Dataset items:
"""

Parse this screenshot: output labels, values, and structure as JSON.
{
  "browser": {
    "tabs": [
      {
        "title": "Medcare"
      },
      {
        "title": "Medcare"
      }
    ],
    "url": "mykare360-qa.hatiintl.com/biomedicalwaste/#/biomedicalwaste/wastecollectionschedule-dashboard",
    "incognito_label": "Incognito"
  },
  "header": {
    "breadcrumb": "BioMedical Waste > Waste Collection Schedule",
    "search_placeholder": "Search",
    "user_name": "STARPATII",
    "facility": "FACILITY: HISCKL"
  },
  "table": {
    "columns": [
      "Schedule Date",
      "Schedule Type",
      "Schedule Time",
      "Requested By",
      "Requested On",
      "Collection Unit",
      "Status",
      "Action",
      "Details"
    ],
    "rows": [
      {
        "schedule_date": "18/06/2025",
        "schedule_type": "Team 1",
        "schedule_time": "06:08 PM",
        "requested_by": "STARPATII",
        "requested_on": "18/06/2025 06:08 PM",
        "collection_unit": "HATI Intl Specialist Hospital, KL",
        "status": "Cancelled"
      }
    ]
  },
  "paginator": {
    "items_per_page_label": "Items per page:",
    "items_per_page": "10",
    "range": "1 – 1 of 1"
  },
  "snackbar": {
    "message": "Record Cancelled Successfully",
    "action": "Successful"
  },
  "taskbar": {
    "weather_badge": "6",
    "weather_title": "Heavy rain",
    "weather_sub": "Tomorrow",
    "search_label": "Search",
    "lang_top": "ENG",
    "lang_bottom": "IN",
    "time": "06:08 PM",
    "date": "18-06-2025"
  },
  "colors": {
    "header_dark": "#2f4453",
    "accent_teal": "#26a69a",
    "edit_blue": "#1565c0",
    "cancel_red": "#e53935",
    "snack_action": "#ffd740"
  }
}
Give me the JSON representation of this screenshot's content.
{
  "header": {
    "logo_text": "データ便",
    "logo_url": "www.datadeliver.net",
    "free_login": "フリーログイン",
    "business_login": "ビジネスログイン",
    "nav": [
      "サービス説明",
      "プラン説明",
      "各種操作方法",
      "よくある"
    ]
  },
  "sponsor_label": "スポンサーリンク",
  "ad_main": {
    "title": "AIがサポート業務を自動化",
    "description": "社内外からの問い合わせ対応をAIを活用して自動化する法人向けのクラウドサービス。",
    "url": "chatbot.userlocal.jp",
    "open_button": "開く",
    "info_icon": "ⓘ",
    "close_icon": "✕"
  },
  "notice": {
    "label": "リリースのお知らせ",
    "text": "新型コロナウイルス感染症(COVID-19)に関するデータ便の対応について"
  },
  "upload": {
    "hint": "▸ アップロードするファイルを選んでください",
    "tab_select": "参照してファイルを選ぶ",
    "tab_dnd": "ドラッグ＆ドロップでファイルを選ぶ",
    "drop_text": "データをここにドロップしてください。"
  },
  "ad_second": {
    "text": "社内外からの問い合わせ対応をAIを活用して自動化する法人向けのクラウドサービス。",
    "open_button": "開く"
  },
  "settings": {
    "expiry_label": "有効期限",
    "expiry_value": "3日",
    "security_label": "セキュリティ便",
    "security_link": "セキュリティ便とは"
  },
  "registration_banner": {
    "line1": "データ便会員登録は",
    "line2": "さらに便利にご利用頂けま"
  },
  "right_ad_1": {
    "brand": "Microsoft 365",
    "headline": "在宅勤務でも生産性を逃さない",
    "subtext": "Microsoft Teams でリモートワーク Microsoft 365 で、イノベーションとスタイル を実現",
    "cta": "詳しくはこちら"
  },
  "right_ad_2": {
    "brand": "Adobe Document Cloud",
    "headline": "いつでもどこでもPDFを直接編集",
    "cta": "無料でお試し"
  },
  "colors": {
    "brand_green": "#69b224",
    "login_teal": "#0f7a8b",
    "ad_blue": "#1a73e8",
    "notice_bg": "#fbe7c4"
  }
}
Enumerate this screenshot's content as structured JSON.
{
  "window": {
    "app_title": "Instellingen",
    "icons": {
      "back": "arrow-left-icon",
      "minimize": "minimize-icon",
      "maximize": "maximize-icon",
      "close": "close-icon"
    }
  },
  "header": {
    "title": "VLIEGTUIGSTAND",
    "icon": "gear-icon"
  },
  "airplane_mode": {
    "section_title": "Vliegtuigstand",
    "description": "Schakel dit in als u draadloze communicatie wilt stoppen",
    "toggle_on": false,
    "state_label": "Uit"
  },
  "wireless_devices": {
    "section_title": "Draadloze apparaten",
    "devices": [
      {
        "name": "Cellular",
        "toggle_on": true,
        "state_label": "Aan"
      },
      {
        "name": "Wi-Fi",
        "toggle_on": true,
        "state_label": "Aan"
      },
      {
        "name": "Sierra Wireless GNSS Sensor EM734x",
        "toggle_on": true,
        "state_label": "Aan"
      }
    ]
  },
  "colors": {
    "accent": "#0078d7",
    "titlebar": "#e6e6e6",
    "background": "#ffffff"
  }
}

"""

--- SET TASK ---
Show each line of the listing that holds the string "content".

--- THE REPLY ---
Give me the JSON representation of this screenshot's content.
Enumerate this screenshot's content as structured JSON.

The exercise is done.